### Data for this task

================

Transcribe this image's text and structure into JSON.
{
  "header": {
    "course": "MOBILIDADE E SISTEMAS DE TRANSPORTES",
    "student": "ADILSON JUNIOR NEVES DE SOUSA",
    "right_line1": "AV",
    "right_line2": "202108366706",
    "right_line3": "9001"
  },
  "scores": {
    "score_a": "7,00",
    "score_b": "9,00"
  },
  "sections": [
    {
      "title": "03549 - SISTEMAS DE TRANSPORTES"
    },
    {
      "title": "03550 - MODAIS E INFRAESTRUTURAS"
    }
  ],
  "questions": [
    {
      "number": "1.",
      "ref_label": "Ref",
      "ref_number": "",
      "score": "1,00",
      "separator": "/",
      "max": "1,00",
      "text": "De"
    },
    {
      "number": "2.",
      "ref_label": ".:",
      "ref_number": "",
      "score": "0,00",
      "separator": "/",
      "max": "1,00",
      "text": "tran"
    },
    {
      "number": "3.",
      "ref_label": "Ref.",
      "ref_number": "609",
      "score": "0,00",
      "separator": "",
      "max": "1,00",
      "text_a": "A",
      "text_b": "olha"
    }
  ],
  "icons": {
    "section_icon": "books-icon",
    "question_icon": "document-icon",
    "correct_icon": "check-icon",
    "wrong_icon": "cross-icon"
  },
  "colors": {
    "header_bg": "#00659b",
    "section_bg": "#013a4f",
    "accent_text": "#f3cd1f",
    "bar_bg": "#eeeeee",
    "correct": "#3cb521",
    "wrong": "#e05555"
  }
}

================

### Short task
Which lines above contain "title"? Show each of them.

### Exercise result
      "title": "03549 - SISTEMAS DE TRANSPORTES"
      "title": "03550 - MODAIS E INFRAESTRUTURAS"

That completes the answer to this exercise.